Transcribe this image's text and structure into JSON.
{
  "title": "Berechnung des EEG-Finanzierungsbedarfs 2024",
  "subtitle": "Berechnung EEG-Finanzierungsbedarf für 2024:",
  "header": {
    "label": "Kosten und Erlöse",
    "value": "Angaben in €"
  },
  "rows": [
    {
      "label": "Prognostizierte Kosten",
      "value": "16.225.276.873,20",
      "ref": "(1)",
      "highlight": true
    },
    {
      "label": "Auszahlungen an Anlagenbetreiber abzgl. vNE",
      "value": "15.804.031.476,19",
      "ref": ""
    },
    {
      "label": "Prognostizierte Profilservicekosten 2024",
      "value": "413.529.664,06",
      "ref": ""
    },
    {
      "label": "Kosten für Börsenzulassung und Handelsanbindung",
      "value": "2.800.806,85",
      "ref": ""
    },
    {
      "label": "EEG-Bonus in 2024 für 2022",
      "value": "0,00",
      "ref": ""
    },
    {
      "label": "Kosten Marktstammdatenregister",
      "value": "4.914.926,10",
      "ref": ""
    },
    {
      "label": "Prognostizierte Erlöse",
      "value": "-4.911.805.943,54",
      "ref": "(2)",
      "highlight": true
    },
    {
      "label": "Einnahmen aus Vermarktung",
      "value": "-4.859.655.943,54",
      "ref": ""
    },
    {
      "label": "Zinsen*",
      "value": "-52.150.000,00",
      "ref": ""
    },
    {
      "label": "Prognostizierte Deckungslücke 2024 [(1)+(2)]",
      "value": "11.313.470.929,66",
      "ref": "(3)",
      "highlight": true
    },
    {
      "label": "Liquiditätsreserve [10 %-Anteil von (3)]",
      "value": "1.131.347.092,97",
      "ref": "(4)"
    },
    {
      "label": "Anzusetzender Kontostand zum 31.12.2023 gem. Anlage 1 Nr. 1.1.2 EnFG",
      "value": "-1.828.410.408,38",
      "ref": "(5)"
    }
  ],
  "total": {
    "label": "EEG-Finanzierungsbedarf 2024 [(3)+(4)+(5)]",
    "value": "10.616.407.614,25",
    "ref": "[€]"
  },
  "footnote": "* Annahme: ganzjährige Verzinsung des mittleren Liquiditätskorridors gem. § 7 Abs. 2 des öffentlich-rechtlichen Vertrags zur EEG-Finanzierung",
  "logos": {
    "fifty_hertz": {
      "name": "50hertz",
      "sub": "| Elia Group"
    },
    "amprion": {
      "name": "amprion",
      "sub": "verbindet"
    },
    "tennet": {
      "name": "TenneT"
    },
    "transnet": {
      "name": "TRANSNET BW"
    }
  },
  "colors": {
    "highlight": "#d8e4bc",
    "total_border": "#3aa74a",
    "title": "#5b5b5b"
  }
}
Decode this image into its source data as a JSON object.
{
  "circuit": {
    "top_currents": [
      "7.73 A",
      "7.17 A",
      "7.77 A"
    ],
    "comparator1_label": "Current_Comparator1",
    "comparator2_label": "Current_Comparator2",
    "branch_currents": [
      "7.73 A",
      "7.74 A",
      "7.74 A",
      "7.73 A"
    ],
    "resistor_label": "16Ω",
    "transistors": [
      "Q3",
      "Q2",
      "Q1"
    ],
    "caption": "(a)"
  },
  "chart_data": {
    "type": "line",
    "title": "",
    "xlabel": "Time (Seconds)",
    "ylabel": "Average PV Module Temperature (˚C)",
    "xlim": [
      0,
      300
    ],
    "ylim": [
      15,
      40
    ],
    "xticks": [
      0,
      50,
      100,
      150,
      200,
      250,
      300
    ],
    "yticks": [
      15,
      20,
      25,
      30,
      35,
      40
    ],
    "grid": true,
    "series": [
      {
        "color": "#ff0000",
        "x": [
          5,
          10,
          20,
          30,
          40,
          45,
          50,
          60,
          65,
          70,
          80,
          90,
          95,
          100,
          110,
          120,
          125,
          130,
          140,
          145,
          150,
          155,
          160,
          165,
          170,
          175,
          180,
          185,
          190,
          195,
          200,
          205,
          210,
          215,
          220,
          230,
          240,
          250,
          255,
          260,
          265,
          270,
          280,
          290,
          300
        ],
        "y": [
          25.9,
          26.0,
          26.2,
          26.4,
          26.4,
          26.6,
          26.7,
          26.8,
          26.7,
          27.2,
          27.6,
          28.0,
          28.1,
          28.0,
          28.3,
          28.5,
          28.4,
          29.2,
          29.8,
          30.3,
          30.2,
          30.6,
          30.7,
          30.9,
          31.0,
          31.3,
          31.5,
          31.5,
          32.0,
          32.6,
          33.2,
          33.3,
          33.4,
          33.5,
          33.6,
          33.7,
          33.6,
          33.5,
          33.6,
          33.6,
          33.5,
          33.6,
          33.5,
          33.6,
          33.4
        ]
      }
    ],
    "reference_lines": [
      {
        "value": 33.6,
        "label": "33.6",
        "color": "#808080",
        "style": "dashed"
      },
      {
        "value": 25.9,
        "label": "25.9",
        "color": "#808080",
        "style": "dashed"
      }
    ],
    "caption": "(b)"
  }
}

◇ ◇ ◇ ◇ ◇

• **TASK GOAL**: Repeat all entries. Match them exactly.

• **EXPECTED ANSWER**:
Transcribe this image's text and structure into JSON.
{
  "title": "Berechnung des EEG-Finanzierungsbedarfs 2024",
  "subtitle": "Berechnung EEG-Finanzierungsbedarf für 2024:",
  "header": {
    "label": "Kosten und Erlöse",
    "value": "Angaben in €"
  },
  "rows": [
    {
      "label": "Prognostizierte Kosten",
      "value": "16.225.276.873,20",
      "ref": "(1)",
      "highlight": true
    },
    {
      "label": "Auszahlungen an Anlagenbetreiber abzgl. vNE",
      "value": "15.804.031.476,19",
      "ref": ""
    },
    {
      "label": "Prognostizierte Profilservicekosten 2024",
      "value": "413.529.664,06",
      "ref": ""
    },
    {
      "label": "Kosten für Börsenzulassung und Handelsanbindung",
      "value": "2.800.806,85",
      "ref": ""
    },
    {
      "label": "EEG-Bonus in 2024 für 2022",
      "value": "0,00",
      "ref": ""
    },
    {
      "label": "Kosten Marktstammdatenregister",
      "value": "4.914.926,10",
      "ref": ""
    },
    {
      "label": "Prognostizierte Erlöse",
      "value": "-4.911.805.943,54",
      "ref": "(2)",
      "highlight": true
    },
    {
      "label": "Einnahmen aus Vermarktung",
      "value": "-4.859.655.943,54",
      "ref": ""
    },
    {
      "label": "Zinsen*",
      "value": "-52.150.000,00",
      "ref": ""
    },
    {
      "label": "Prognostizierte Deckungslücke 2024 [(1)+(2)]",
      "value": "11.313.470.929,66",
      "ref": "(3)",
      "highlight": true
    },
    {
      "label": "Liquiditätsreserve [10 %-Anteil von (3)]",
      "value": "1.131.347.092,97",
      "ref": "(4)"
    },
    {
      "label": "Anzusetzender Kontostand zum 31.12.2023 gem. Anlage 1 Nr. 1.1.2 EnFG",
      "value": "-1.828.410.408,38",
      "ref": "(5)"
    }
  ],
  "total": {
    "label": "EEG-Finanzierungsbedarf 2024 [(3)+(4)+(5)]",
    "value": "10.616.407.614,25",
    "ref": "[€]"
  },
  "footnote": "* Annahme: ganzjährige Verzinsung des mittleren Liquiditätskorridors gem. § 7 Abs. 2 des öffentlich-rechtlichen Vertrags zur EEG-Finanzierung",
  "logos": {
    "fifty_hertz": {
      "name": "50hertz",
      "sub": "| Elia Group"
    },
    "amprion": {
      "name": "amprion",
      "sub": "verbindet"
    },
    "tennet": {
      "name": "TenneT"
    },
    "transnet": {
      "name": "TRANSNET BW"
    }
  },
  "colors": {
    "highlight": "#d8e4bc",
    "total_border": "#3aa74a",
    "title": "#5b5b5b"
  }
}
Decode this image into its source data as a JSON object.
{
  "circuit": {
    "top_currents": [
      "7.73 A",
      "7.17 A",
      "7.77 A"
    ],
    "comparator1_label": "Current_Comparator1",
    "comparator2_label": "Current_Comparator2",
    "branch_currents": [
      "7.73 A",
      "7.74 A",
      "7.74 A",
      "7.73 A"
    ],
    "resistor_label": "16Ω",
    "transistors": [
      "Q3",
      "Q2",
      "Q1"
    ],
    "caption": "(a)"
  },
  "chart_data": {
    "type": "line",
    "title": "",
    "xlabel": "Time (Seconds)",
    "ylabel": "Average PV Module Temperature (˚C)",
    "xlim": [
      0,
      300
    ],
    "ylim": [
      15,
      40
    ],
    "xticks": [
      0,
      50,
      100,
      150,
      200,
      250,
      300
    ],
    "yticks": [
      15,
      20,
      25,
      30,
      35,
      40
    ],
    "grid": true,
    "series": [
      {
        "color": "#ff0000",
        "x": [
          5,
          10,
          20,
          30,
          40,
          45,
          50,
          60,
          65,
          70,
          80,
          90,
          95,
          100,
          110,
          120,
          125,
          130,
          140,
          145,
          150,
          155,
          160,
          165,
          170,
          175,
          180,
          185,
          190,
          195,
          200,
          205,
          210,
          215,
          220,
          230,
          240,
          250,
          255,
          260,
          265,
          270,
          280,
          290,
          300
        ],
        "y": [
          25.9,
          26.0,
          26.2,
          26.4,
          26.4,
          26.6,
          26.7,
          26.8,
          26.7,
          27.2,
          27.6,
          28.0,
          28.1,
          28.0,
          28.3,
          28.5,
          28.4,
          29.2,
          29.8,
          30.3,
          30.2,
          30.6,
          30.7,
          30.9,
          31.0,
          31.3,
          31.5,
          31.5,
          32.0,
          32.6,
          33.2,
          33.3,
          33.4,
          33.5,
          33.6,
          33.7,
          33.6,
          33.5,
          33.6,
          33.6,
          33.5,
          33.6,
          33.5,
          33.6,
          33.4
        ]
      }
    ],
    "reference_lines": [
      {
        "value": 33.6,
        "label": "33.6",
        "color": "#808080",
        "style": "dashed"
      },
      {
        "value": 25.9,
        "label": "25.9",
        "color": "#808080",
        "style": "dashed"
      }
    ],
    "caption": "(b)"
  }
}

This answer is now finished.